■ EXERCISE DATA:
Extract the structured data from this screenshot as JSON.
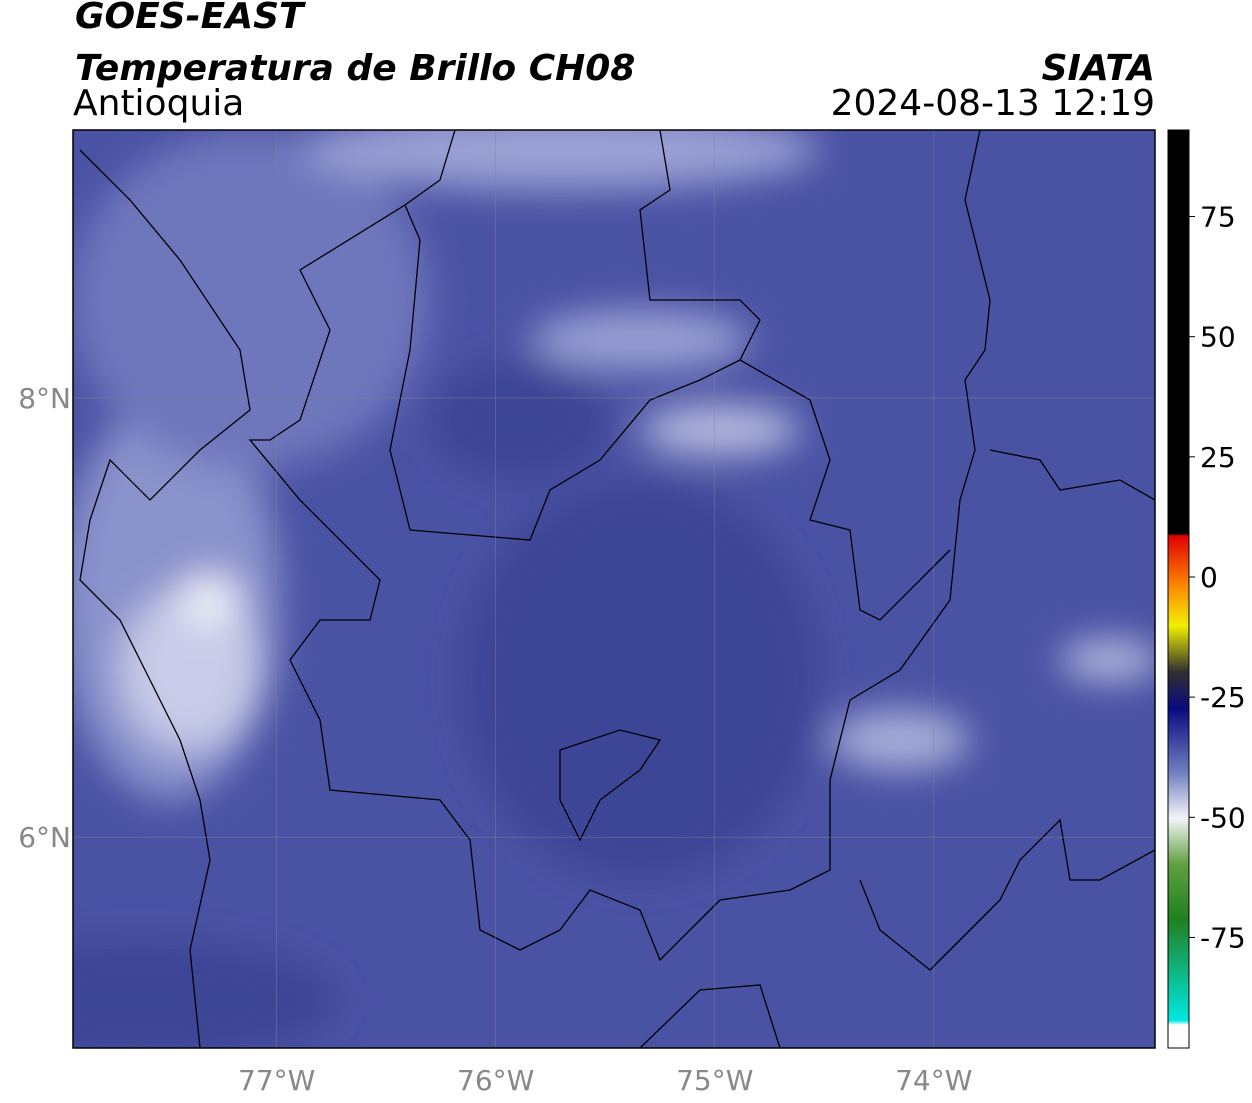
{
  "header": {
    "title": "GOES-EAST",
    "subtitle": "Temperatura de Brillo CH08",
    "region": "Antioquia",
    "source": "SIATA",
    "timestamp": "2024-08-13 12:19"
  },
  "map": {
    "xlim": [
      -77.93,
      -72.99
    ],
    "ylim": [
      5.04,
      9.22
    ],
    "xticks": [
      {
        "value": -77,
        "label": "77°W"
      },
      {
        "value": -76,
        "label": "76°W"
      },
      {
        "value": -75,
        "label": "75°W"
      },
      {
        "value": -74,
        "label": "74°W"
      }
    ],
    "yticks": [
      {
        "value": 8,
        "label": "8°N"
      },
      {
        "value": 6,
        "label": "6°N"
      }
    ],
    "grid": true
  },
  "colorbar": {
    "ylim": [
      -98,
      93
    ],
    "yticks": [
      75,
      50,
      25,
      0,
      -25,
      -50,
      -75
    ]
  }
}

■ WRITTEN REQUEST:
Transcribe the complete set of entries verbatim. No pictures belong in the copy.

■ WRITTEN SOLUTION:
Extract the structured data from this screenshot as JSON.
{
  "header": {
    "title": "GOES-EAST",
    "subtitle": "Temperatura de Brillo CH08",
    "region": "Antioquia",
    "source": "SIATA",
    "timestamp": "2024-08-13 12:19"
  },
  "map": {
    "xlim": [
      -77.93,
      -72.99
    ],
    "ylim": [
      5.04,
      9.22
    ],
    "xticks": [
      {
        "value": -77,
        "label": "77°W"
      },
      {
        "value": -76,
        "label": "76°W"
      },
      {
        "value": -75,
        "label": "75°W"
      },
      {
        "value": -74,
        "label": "74°W"
      }
    ],
    "yticks": [
      {
        "value": 8,
        "label": "8°N"
      },
      {
        "value": 6,
        "label": "6°N"
      }
    ],
    "grid": true
  },
  "colorbar": {
    "ylim": [
      -98,
      93
    ],
    "yticks": [
      75,
      50,
      25,
      0,
      -25,
      -50,
      -75
    ]
  }
}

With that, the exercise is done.